• [EXERCISE PROMPT]: Reproduce the material verbatim from its first line down through the line that holds "bar-mysql-haskell-prepared-1 <box>331 822", including both of those lines.

• [DATA RECORDS]:

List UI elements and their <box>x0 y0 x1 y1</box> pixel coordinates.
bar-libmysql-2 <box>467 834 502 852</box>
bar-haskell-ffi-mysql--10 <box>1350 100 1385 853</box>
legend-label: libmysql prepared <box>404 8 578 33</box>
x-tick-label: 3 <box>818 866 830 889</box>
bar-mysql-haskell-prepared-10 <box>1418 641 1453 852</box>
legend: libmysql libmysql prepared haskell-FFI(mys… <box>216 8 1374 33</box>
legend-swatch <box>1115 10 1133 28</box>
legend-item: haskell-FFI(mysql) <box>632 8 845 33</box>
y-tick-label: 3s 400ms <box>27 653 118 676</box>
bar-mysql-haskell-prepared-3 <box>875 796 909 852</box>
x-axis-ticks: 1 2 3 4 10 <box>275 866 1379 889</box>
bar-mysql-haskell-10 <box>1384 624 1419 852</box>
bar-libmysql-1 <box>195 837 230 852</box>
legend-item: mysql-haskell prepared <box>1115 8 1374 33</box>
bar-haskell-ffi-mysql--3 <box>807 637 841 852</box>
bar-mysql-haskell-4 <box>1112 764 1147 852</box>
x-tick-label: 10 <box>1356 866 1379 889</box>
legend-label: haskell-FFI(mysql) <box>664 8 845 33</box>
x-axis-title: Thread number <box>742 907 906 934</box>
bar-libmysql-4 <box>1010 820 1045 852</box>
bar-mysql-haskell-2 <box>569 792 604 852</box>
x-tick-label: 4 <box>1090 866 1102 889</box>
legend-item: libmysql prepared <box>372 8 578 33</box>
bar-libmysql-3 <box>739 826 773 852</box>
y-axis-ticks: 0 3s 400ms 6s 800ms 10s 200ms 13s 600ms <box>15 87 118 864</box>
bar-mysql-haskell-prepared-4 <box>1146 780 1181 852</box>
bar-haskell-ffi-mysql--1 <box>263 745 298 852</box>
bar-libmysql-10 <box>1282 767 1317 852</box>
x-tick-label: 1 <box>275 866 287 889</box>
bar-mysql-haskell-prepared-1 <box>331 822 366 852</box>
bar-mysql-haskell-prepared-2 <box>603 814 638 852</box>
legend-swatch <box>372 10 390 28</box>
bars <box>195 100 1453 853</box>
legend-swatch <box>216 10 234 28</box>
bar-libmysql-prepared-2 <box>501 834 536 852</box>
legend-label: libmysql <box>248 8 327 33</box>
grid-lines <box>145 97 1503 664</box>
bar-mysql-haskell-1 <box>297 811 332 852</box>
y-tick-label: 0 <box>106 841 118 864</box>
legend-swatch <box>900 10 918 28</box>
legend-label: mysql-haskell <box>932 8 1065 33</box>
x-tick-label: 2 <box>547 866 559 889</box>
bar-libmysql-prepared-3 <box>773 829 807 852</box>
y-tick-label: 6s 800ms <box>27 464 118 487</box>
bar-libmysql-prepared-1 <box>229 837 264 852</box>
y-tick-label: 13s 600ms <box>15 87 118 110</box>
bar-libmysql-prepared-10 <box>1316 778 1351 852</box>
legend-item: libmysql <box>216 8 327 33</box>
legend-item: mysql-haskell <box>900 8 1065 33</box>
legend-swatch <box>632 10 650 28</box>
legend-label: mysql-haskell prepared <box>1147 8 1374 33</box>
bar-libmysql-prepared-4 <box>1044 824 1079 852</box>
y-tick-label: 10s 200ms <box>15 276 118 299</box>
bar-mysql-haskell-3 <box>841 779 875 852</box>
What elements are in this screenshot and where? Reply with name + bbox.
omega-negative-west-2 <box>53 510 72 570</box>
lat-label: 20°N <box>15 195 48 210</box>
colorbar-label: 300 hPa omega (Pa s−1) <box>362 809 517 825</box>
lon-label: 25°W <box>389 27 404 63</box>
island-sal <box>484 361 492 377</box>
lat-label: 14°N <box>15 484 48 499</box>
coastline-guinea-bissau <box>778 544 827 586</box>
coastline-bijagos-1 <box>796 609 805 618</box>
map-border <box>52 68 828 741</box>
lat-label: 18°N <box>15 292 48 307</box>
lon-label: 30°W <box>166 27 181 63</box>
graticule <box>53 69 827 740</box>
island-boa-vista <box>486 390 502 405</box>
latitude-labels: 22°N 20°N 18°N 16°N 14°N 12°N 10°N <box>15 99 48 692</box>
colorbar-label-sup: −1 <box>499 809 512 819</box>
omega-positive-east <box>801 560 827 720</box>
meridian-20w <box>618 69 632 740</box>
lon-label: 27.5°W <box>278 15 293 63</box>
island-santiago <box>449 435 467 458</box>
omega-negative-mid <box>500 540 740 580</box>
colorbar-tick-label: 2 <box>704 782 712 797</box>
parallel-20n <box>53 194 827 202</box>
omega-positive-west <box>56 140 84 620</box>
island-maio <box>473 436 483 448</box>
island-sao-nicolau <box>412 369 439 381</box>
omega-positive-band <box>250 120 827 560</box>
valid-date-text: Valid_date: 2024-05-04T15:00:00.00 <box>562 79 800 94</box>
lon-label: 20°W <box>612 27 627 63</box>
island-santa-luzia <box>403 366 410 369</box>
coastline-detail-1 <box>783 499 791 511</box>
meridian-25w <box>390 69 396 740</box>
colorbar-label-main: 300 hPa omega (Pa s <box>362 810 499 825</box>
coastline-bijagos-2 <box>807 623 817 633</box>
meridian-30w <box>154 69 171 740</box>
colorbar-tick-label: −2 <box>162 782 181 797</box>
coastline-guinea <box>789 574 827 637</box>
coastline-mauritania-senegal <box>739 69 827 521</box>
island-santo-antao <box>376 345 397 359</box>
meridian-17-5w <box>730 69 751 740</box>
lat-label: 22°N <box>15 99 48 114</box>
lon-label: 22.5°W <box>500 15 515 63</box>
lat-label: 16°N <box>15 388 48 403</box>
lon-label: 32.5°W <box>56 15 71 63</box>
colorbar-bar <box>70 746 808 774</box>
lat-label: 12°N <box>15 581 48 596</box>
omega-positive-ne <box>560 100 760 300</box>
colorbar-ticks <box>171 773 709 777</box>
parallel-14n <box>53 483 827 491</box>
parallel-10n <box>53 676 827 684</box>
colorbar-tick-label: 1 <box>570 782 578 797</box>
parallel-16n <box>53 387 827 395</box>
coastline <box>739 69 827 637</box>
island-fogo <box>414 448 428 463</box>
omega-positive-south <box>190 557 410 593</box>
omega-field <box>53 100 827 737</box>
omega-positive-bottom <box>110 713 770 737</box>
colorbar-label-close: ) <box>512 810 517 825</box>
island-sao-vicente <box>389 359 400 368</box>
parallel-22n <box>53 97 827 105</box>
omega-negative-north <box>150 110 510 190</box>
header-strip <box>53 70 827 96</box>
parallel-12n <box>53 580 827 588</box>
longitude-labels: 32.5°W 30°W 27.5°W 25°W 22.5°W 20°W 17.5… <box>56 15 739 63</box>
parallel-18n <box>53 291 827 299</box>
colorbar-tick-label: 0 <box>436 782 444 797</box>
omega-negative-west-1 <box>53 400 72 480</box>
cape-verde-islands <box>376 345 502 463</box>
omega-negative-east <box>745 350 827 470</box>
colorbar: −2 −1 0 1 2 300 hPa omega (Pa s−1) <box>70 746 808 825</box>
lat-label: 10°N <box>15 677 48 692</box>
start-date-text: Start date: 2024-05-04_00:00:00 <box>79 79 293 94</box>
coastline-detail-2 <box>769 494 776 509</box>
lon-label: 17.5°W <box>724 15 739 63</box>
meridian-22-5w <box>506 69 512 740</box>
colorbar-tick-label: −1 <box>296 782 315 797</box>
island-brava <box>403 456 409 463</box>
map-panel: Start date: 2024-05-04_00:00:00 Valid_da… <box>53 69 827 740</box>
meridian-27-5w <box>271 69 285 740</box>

• [REPLY]:
List UI elements and their <box>x0 y0 x1 y1</box> pixel coordinates.
bar-libmysql-2 <box>467 834 502 852</box>
bar-haskell-ffi-mysql--10 <box>1350 100 1385 853</box>
legend-label: libmysql prepared <box>404 8 578 33</box>
x-tick-label: 3 <box>818 866 830 889</box>
bar-mysql-haskell-prepared-10 <box>1418 641 1453 852</box>
legend: libmysql libmysql prepared haskell-FFI(mys… <box>216 8 1374 33</box>
legend-swatch <box>1115 10 1133 28</box>
legend-item: haskell-FFI(mysql) <box>632 8 845 33</box>
y-tick-label: 3s 400ms <box>27 653 118 676</box>
bar-mysql-haskell-prepared-3 <box>875 796 909 852</box>
x-axis-ticks: 1 2 3 4 10 <box>275 866 1379 889</box>
bar-mysql-haskell-10 <box>1384 624 1419 852</box>
bar-libmysql-1 <box>195 837 230 852</box>
legend-item: mysql-haskell prepared <box>1115 8 1374 33</box>
bar-haskell-ffi-mysql--3 <box>807 637 841 852</box>
bar-mysql-haskell-4 <box>1112 764 1147 852</box>
x-tick-label: 10 <box>1356 866 1379 889</box>
legend-label: haskell-FFI(mysql) <box>664 8 845 33</box>
x-axis-title: Thread number <box>742 907 906 934</box>
bar-libmysql-4 <box>1010 820 1045 852</box>
bar-mysql-haskell-2 <box>569 792 604 852</box>
x-tick-label: 4 <box>1090 866 1102 889</box>
legend-item: libmysql prepared <box>372 8 578 33</box>
bar-libmysql-3 <box>739 826 773 852</box>
y-axis-ticks: 0 3s 400ms 6s 800ms 10s 200ms 13s 600ms <box>15 87 118 864</box>
bar-mysql-haskell-prepared-4 <box>1146 780 1181 852</box>
bar-haskell-ffi-mysql--1 <box>263 745 298 852</box>
bar-libmysql-10 <box>1282 767 1317 852</box>
x-tick-label: 1 <box>275 866 287 889</box>
bar-mysql-haskell-prepared-1 <box>331 822 366 852</box>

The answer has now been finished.